## GOAL OF THE EXERCISE
Present every line in which the string "content" appears.

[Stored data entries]
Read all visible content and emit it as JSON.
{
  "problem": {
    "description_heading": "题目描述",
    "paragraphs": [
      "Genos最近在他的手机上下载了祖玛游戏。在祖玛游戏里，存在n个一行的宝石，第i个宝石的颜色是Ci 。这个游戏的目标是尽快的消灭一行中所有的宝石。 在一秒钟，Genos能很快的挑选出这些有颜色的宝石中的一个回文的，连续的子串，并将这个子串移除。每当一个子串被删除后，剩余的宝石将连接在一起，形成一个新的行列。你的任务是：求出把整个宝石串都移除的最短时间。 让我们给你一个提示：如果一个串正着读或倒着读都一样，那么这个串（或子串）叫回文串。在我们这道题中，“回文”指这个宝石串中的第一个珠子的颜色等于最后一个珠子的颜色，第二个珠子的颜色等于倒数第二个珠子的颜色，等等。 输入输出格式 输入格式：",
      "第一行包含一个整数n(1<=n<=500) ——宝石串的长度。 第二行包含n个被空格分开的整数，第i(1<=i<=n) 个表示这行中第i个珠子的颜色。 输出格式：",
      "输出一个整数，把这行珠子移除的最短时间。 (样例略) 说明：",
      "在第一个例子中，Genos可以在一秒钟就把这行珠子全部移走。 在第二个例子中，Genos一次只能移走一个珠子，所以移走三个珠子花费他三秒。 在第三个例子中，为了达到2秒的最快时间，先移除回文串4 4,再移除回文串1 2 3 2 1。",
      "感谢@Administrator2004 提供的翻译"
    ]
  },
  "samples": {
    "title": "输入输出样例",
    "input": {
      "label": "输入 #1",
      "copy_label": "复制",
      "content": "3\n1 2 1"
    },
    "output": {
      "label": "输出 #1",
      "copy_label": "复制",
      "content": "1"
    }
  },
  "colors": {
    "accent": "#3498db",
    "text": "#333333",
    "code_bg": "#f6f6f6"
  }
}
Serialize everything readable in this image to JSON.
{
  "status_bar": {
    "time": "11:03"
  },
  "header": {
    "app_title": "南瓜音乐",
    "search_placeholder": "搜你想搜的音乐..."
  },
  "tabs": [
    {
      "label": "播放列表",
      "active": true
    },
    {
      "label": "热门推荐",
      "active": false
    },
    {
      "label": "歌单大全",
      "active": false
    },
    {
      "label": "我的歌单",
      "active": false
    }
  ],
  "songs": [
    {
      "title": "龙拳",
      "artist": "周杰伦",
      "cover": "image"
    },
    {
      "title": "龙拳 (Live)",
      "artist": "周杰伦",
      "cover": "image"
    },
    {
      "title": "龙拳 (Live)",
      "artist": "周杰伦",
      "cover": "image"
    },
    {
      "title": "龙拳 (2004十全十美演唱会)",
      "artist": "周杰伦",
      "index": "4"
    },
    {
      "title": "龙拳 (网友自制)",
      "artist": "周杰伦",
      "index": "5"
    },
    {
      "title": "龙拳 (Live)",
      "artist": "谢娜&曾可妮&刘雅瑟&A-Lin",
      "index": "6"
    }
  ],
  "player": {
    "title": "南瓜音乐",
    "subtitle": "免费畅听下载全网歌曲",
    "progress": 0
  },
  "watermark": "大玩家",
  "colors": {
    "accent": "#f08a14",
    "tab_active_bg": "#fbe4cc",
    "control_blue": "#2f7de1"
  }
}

## RESULT BELOW
Read all visible content and emit it as JSON.
      "content": "3\n1 2 1"
      "content": "1"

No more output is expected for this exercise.